What you will do >> Copy these records line for line, changing nothing, and leave the pictures out.

Extracted data >>

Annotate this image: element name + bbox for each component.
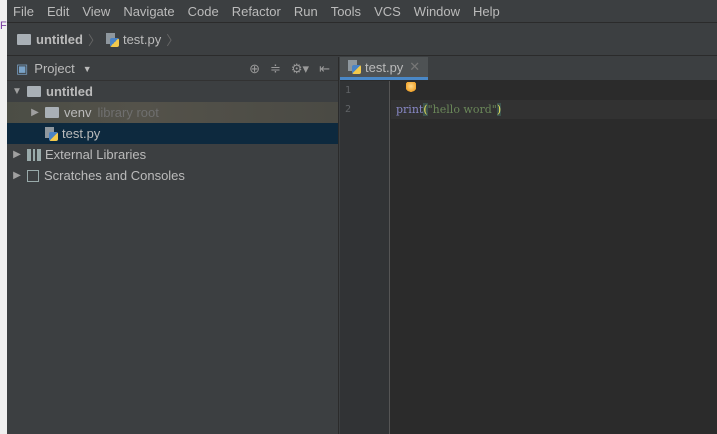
tree-item-label: External Libraries [45, 147, 147, 162]
code-function: print [396, 103, 424, 116]
tab-test-py[interactable]: test.py ✕ [340, 57, 429, 80]
code-paren: ) [496, 103, 502, 116]
chevron-down-icon[interactable]: ▼ [83, 64, 92, 74]
python-file-icon [348, 60, 361, 74]
library-root-hint: library root [97, 105, 159, 120]
python-file-icon [45, 126, 58, 141]
menu-navigate[interactable]: Navigate [123, 4, 174, 19]
menu-vcs[interactable]: VCS [374, 4, 401, 19]
menu-window[interactable]: Window [414, 4, 460, 19]
line-number: 2 [345, 104, 352, 115]
library-icon [27, 148, 41, 161]
breadcrumb-file[interactable]: test.py [123, 32, 161, 47]
tree-item-test-py[interactable]: test.py [7, 123, 338, 144]
menu-refactor[interactable]: Refactor [232, 4, 281, 19]
expanded-arrow-icon[interactable]: ▼ [7, 86, 27, 97]
code-area[interactable]: print("hello word") [391, 81, 717, 434]
tree-item-untitled[interactable]: ▼ untitled [7, 81, 338, 102]
project-view-selector[interactable]: Project [34, 61, 74, 76]
collapsed-arrow-icon[interactable]: ▶ [25, 107, 45, 118]
project-view-icon: ▣ [16, 60, 29, 76]
code-line[interactable]: print("hello word") [391, 100, 717, 119]
tree-item-label: venv [64, 105, 92, 120]
code-string: "hello word" [427, 103, 497, 116]
menu-bar: File Edit View Navigate Code Refactor Ru… [7, 0, 717, 23]
scratches-icon [27, 169, 39, 182]
folder-icon [17, 34, 31, 45]
menu-code[interactable]: Code [188, 4, 219, 19]
gear-icon[interactable]: ⚙▾ [291, 61, 309, 77]
hide-panel-icon[interactable]: ⇤ [319, 61, 330, 77]
tree-item-scratches[interactable]: ▶ Scratches and Consoles [7, 165, 338, 186]
tree-item-venv[interactable]: ▶ venv library root [7, 102, 338, 123]
tree-item-external-libraries[interactable]: ▶ External Libraries [7, 144, 338, 165]
chevron-right-icon: 〉 [87, 33, 101, 48]
chevron-right-icon: 〉 [166, 33, 180, 48]
python-file-icon [105, 32, 119, 47]
editor-tabs: test.py ✕ [340, 57, 717, 81]
menu-run[interactable]: Run [294, 4, 318, 19]
project-panel-header: ▣ Project ▼ ⊕ ≑ ⚙▾ ⇤ [7, 57, 338, 81]
tree-item-label: Scratches and Consoles [44, 168, 185, 183]
tab-label: test.py [365, 59, 404, 75]
folder-icon [45, 107, 59, 118]
collapse-all-icon[interactable]: ≑ [270, 61, 281, 77]
left-window-edge: F [0, 0, 7, 434]
menu-file[interactable]: File [13, 4, 34, 19]
folder-icon [27, 86, 41, 97]
project-panel: ▣ Project ▼ ⊕ ≑ ⚙▾ ⇤ ▼ untitled ▶ venv libr… [7, 57, 339, 434]
collapsed-arrow-icon[interactable]: ▶ [7, 170, 27, 181]
locate-icon[interactable]: ⊕ [249, 61, 260, 77]
editor: test.py ✕ 1 2 print("hello word") [340, 57, 717, 434]
breadcrumb-project[interactable]: untitled [36, 32, 83, 47]
line-number: 1 [345, 85, 352, 96]
collapsed-arrow-icon[interactable]: ▶ [7, 149, 27, 160]
menu-tools[interactable]: Tools [331, 4, 361, 19]
menu-help[interactable]: Help [473, 4, 500, 19]
menu-view[interactable]: View [82, 4, 110, 19]
edge-letter: F [0, 20, 7, 32]
line-gutter: 1 2 [340, 81, 390, 434]
breadcrumb: untitled 〉 test.py 〉 [7, 24, 717, 56]
lightbulb-icon[interactable] [406, 82, 416, 94]
menu-edit[interactable]: Edit [47, 4, 69, 19]
close-icon[interactable]: ✕ [409, 59, 420, 75]
tree-item-label: untitled [46, 84, 93, 99]
tree-item-label: test.py [62, 126, 101, 141]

Solution for this exercise >>
Annotate this image: element name + bbox for each component.
tree-item-label: External Libraries [45, 147, 147, 162]
code-function: print [396, 103, 424, 116]
tab-test-py[interactable]: test.py ✕ [340, 57, 429, 80]
code-paren: ) [496, 103, 502, 116]
chevron-down-icon[interactable]: ▼ [83, 64, 92, 74]
python-file-icon [348, 60, 361, 74]
library-root-hint: library root [97, 105, 159, 120]
python-file-icon [45, 126, 58, 141]
menu-navigate[interactable]: Navigate [123, 4, 174, 19]
menu-vcs[interactable]: VCS [374, 4, 401, 19]
menu-window[interactable]: Window [414, 4, 460, 19]
line-number: 2 [345, 104, 352, 115]
library-icon [27, 148, 41, 161]
breadcrumb-file[interactable]: test.py [123, 32, 161, 47]
tree-item-test-py[interactable]: test.py [7, 123, 338, 144]
menu-refactor[interactable]: Refactor [232, 4, 281, 19]
expanded-arrow-icon[interactable]: ▼ [7, 86, 27, 97]
code-area[interactable]: print("hello word") [391, 81, 717, 434]
tree-item-untitled[interactable]: ▼ untitled [7, 81, 338, 102]
project-view-selector[interactable]: Project [34, 61, 74, 76]
collapsed-arrow-icon[interactable]: ▶ [25, 107, 45, 118]
project-view-icon: ▣ [16, 60, 29, 76]
code-line[interactable]: print("hello word") [391, 100, 717, 119]
tree-item-label: venv [64, 105, 92, 120]
code-string: "hello word" [427, 103, 497, 116]
menu-bar: File Edit View Navigate Code Refactor Ru… [7, 0, 717, 23]
scratches-icon [27, 169, 39, 182]
folder-icon [17, 34, 31, 45]
menu-code[interactable]: Code [188, 4, 219, 19]
gear-icon[interactable]: ⚙▾ [291, 61, 309, 77]
hide-panel-icon[interactable]: ⇤ [319, 61, 330, 77]
tree-item-scratches[interactable]: ▶ Scratches and Consoles [7, 165, 338, 186]
tree-item-venv[interactable]: ▶ venv library root [7, 102, 338, 123]
tree-item-external-libraries[interactable]: ▶ External Libraries [7, 144, 338, 165]
chevron-right-icon: 〉 [87, 33, 101, 48]
chevron-right-icon: 〉 [166, 33, 180, 48]
python-file-icon [105, 32, 119, 47]
editor-tabs: test.py ✕ [340, 57, 717, 81]
menu-run[interactable]: Run [294, 4, 318, 19]
project-panel-header: ▣ Project ▼ ⊕ ≑ ⚙▾ ⇤ [7, 57, 338, 81]
tree-item-label: Scratches and Consoles [44, 168, 185, 183]
tab-label: test.py [365, 59, 404, 75]
folder-icon [45, 107, 59, 118]
collapse-all-icon[interactable]: ≑ [270, 61, 281, 77]
left-window-edge: F [0, 0, 7, 434]
menu-file[interactable]: File [13, 4, 34, 19]
folder-icon [27, 86, 41, 97]
project-panel: ▣ Project ▼ ⊕ ≑ ⚙▾ ⇤ ▼ untitled ▶ venv libr… [7, 57, 339, 434]
collapsed-arrow-icon[interactable]: ▶ [7, 170, 27, 181]
locate-icon[interactable]: ⊕ [249, 61, 260, 77]
editor: test.py ✕ 1 2 print("hello word") [340, 57, 717, 434]
breadcrumb-project[interactable]: untitled [36, 32, 83, 47]
line-number: 1 [345, 85, 352, 96]
collapsed-arrow-icon[interactable]: ▶ [7, 149, 27, 160]
menu-tools[interactable]: Tools [331, 4, 361, 19]
menu-help[interactable]: Help [473, 4, 500, 19]
menu-view[interactable]: View [82, 4, 110, 19]
edge-letter: F [0, 20, 7, 32]
line-gutter: 1 2 [340, 81, 390, 434]
breadcrumb: untitled 〉 test.py 〉 [7, 24, 717, 56]
lightbulb-icon[interactable] [406, 82, 416, 94]
menu-edit[interactable]: Edit [47, 4, 69, 19]
close-icon[interactable]: ✕ [409, 59, 420, 75]
tree-item-label: untitled [46, 84, 93, 99]
tree-item-label: test.py [62, 126, 101, 141]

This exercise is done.